**Your goal:**
Only the pictures are left out: repeat the rest of the entries exactly.

**Records provided:**
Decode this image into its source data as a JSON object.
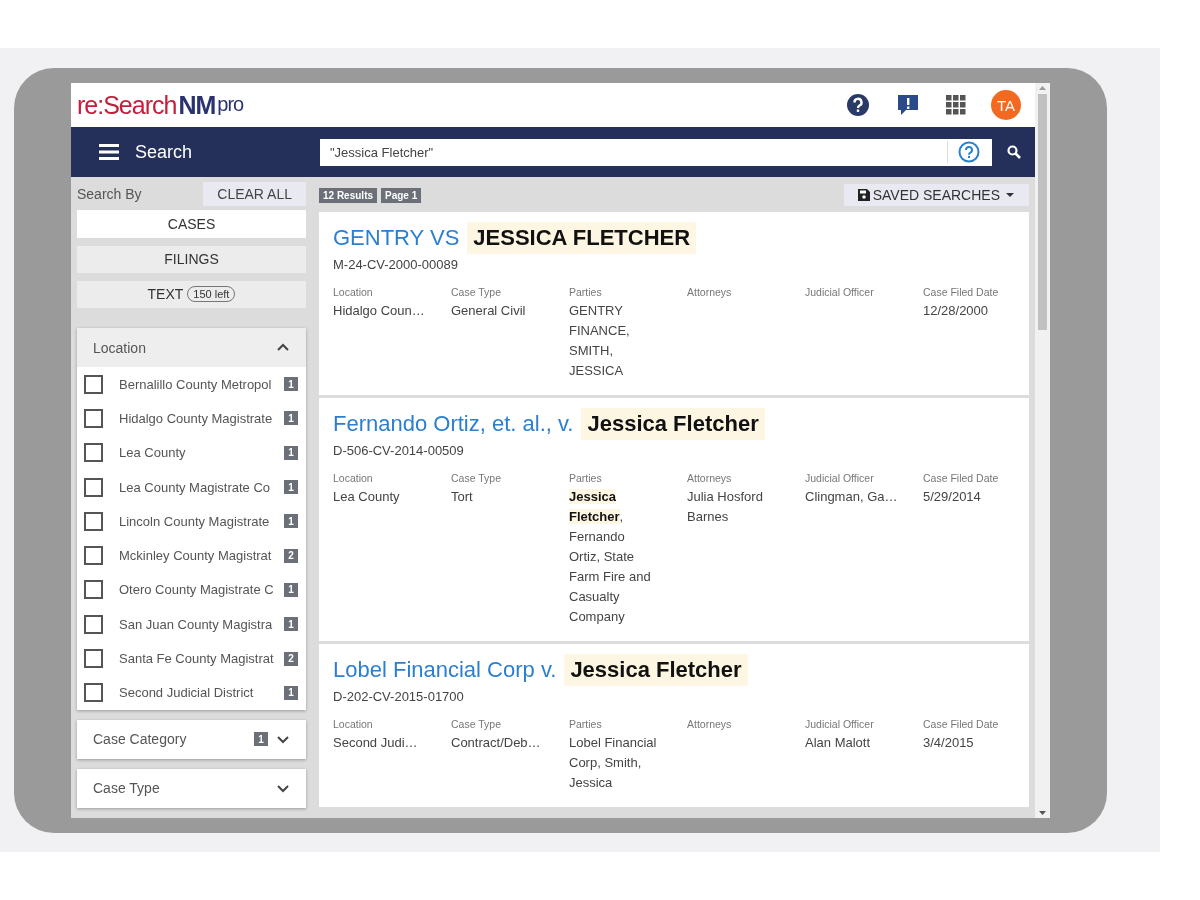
{
  "logo": {
    "part_1": "re:Search",
    "part_2": "NM",
    "part_3": "pro"
  },
  "header": {
    "avatar": "TA"
  },
  "nav": {
    "menu_label": "Search",
    "search": {
      "value": "\"Jessica Fletcher\""
    }
  },
  "sidebar": {
    "search_by_label": "Search By",
    "clear_all": "CLEAR ALL",
    "modes": [
      {
        "label": "CASES",
        "selected": true
      },
      {
        "label": "FILINGS",
        "selected": false
      },
      {
        "label": "TEXT",
        "badge": "150 left",
        "selected": false
      }
    ],
    "filters": [
      {
        "title": "Location",
        "expanded": true,
        "options": [
          {
            "label": "Bernalillo County Metropol",
            "count": "1",
            "checked": false
          },
          {
            "label": "Hidalgo County Magistrate",
            "count": "1",
            "checked": false
          },
          {
            "label": "Lea County",
            "count": "1",
            "checked": false
          },
          {
            "label": "Lea County Magistrate Co",
            "count": "1",
            "checked": false
          },
          {
            "label": "Lincoln County Magistrate",
            "count": "1",
            "checked": false
          },
          {
            "label": "Mckinley County Magistrat",
            "count": "2",
            "checked": false
          },
          {
            "label": "Otero County Magistrate C",
            "count": "1",
            "checked": false
          },
          {
            "label": "San Juan County Magistra",
            "count": "1",
            "checked": false
          },
          {
            "label": "Santa Fe County Magistrat",
            "count": "2",
            "checked": false
          },
          {
            "label": "Second Judicial District",
            "count": "1",
            "checked": false
          }
        ]
      },
      {
        "title": "Case Category",
        "count": "1",
        "expanded": false
      },
      {
        "title": "Case Type",
        "expanded": false
      }
    ]
  },
  "results": {
    "count_badge": "12 Results",
    "page_badge": "Page 1",
    "saved_searches": "SAVED SEARCHES",
    "cases": [
      {
        "title_prefix": "GENTRY VS",
        "title_match": "JESSICA FLETCHER",
        "number": "M-24-CV-2000-00089",
        "fields": [
          {
            "label": "Location",
            "value": "Hidalgo Coun…"
          },
          {
            "label": "Case Type",
            "value": "General Civil"
          },
          {
            "label": "Parties",
            "value": "GENTRY FINANCE, SMITH, JESSICA"
          },
          {
            "label": "Attorneys"
          },
          {
            "label": "Judicial Officer"
          },
          {
            "label": "Case Filed Date",
            "value": "12/28/2000"
          }
        ]
      },
      {
        "title_prefix": "Fernando Ortiz, et. al., v.",
        "title_match": "Jessica Fletcher",
        "number": "D-506-CV-2014-00509",
        "fields": [
          {
            "label": "Location",
            "value": "Lea County"
          },
          {
            "label": "Case Type",
            "value": "Tort"
          },
          {
            "label": "Parties",
            "value": "**Jessica Fletcher**, Fernando Ortiz, State Farm Fire and Casualty Company"
          },
          {
            "label": "Attorneys",
            "value": "Julia Hosford Barnes"
          },
          {
            "label": "Judicial Officer",
            "value": "Clingman, Ga…"
          },
          {
            "label": "Case Filed Date",
            "value": "5/29/2014"
          }
        ]
      },
      {
        "title_prefix": "Lobel Financial Corp v.",
        "title_match": "Jessica Fletcher",
        "number": "D-202-CV-2015-01700",
        "fields": [
          {
            "label": "Location",
            "value": "Second Judi…"
          },
          {
            "label": "Case Type",
            "value": "Contract/Deb…"
          },
          {
            "label": "Parties",
            "value": "Lobel Financial Corp, Smith, Jessica"
          },
          {
            "label": "Attorneys"
          },
          {
            "label": "Judicial Officer",
            "value": "Alan Malott"
          },
          {
            "label": "Case Filed Date",
            "value": "3/4/2015"
          }
        ]
      }
    ]
  }
}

**Reply:**
Decode this image into its source data as a JSON object.
{
  "logo": {
    "part_1": "re:Search",
    "part_2": "NM",
    "part_3": "pro"
  },
  "header": {
    "avatar": "TA"
  },
  "nav": {
    "menu_label": "Search",
    "search": {
      "value": "\"Jessica Fletcher\""
    }
  },
  "sidebar": {
    "search_by_label": "Search By",
    "clear_all": "CLEAR ALL",
    "modes": [
      {
        "label": "CASES",
        "selected": true
      },
      {
        "label": "FILINGS",
        "selected": false
      },
      {
        "label": "TEXT",
        "badge": "150 left",
        "selected": false
      }
    ],
    "filters": [
      {
        "title": "Location",
        "expanded": true,
        "options": [
          {
            "label": "Bernalillo County Metropol",
            "count": "1",
            "checked": false
          },
          {
            "label": "Hidalgo County Magistrate",
            "count": "1",
            "checked": false
          },
          {
            "label": "Lea County",
            "count": "1",
            "checked": false
          },
          {
            "label": "Lea County Magistrate Co",
            "count": "1",
            "checked": false
          },
          {
            "label": "Lincoln County Magistrate",
            "count": "1",
            "checked": false
          },
          {
            "label": "Mckinley County Magistrat",
            "count": "2",
            "checked": false
          },
          {
            "label": "Otero County Magistrate C",
            "count": "1",
            "checked": false
          },
          {
            "label": "San Juan County Magistra",
            "count": "1",
            "checked": false
          },
          {
            "label": "Santa Fe County Magistrat",
            "count": "2",
            "checked": false
          },
          {
            "label": "Second Judicial District",
            "count": "1",
            "checked": false
          }
        ]
      },
      {
        "title": "Case Category",
        "count": "1",
        "expanded": false
      },
      {
        "title": "Case Type",
        "expanded": false
      }
    ]
  },
  "results": {
    "count_badge": "12 Results",
    "page_badge": "Page 1",
    "saved_searches": "SAVED SEARCHES",
    "cases": [
      {
        "title_prefix": "GENTRY VS",
        "title_match": "JESSICA FLETCHER",
        "number": "M-24-CV-2000-00089",
        "fields": [
          {
            "label": "Location",
            "value": "Hidalgo Coun…"
          },
          {
            "label": "Case Type",
            "value": "General Civil"
          },
          {
            "label": "Parties",
            "value": "GENTRY FINANCE, SMITH, JESSICA"
          },
          {
            "label": "Attorneys"
          },
          {
            "label": "Judicial Officer"
          },
          {
            "label": "Case Filed Date",
            "value": "12/28/2000"
          }
        ]
      },
      {
        "title_prefix": "Fernando Ortiz, et. al., v.",
        "title_match": "Jessica Fletcher",
        "number": "D-506-CV-2014-00509",
        "fields": [
          {
            "label": "Location",
            "value": "Lea County"
          },
          {
            "label": "Case Type",
            "value": "Tort"
          },
          {
            "label": "Parties",
            "value": "**Jessica Fletcher**, Fernando Ortiz, State Farm Fire and Casualty Company"
          },
          {
            "label": "Attorneys",
            "value": "Julia Hosford Barnes"
          },
          {
            "label": "Judicial Officer",
            "value": "Clingman, Ga…"
          },
          {
            "label": "Case Filed Date",
            "value": "5/29/2014"
          }
        ]
      },
      {
        "title_prefix": "Lobel Financial Corp v.",
        "title_match": "Jessica Fletcher",
        "number": "D-202-CV-2015-01700",
        "fields": [
          {
            "label": "Location",
            "value": "Second Judi…"
          },
          {
            "label": "Case Type",
            "value": "Contract/Deb…"
          },
          {
            "label": "Parties",
            "value": "Lobel Financial Corp, Smith, Jessica"
          },
          {
            "label": "Attorneys"
          },
          {
            "label": "Judicial Officer",
            "value": "Alan Malott"
          },
          {
            "label": "Case Filed Date",
            "value": "3/4/2015"
          }
        ]
      }
    ]
  }
}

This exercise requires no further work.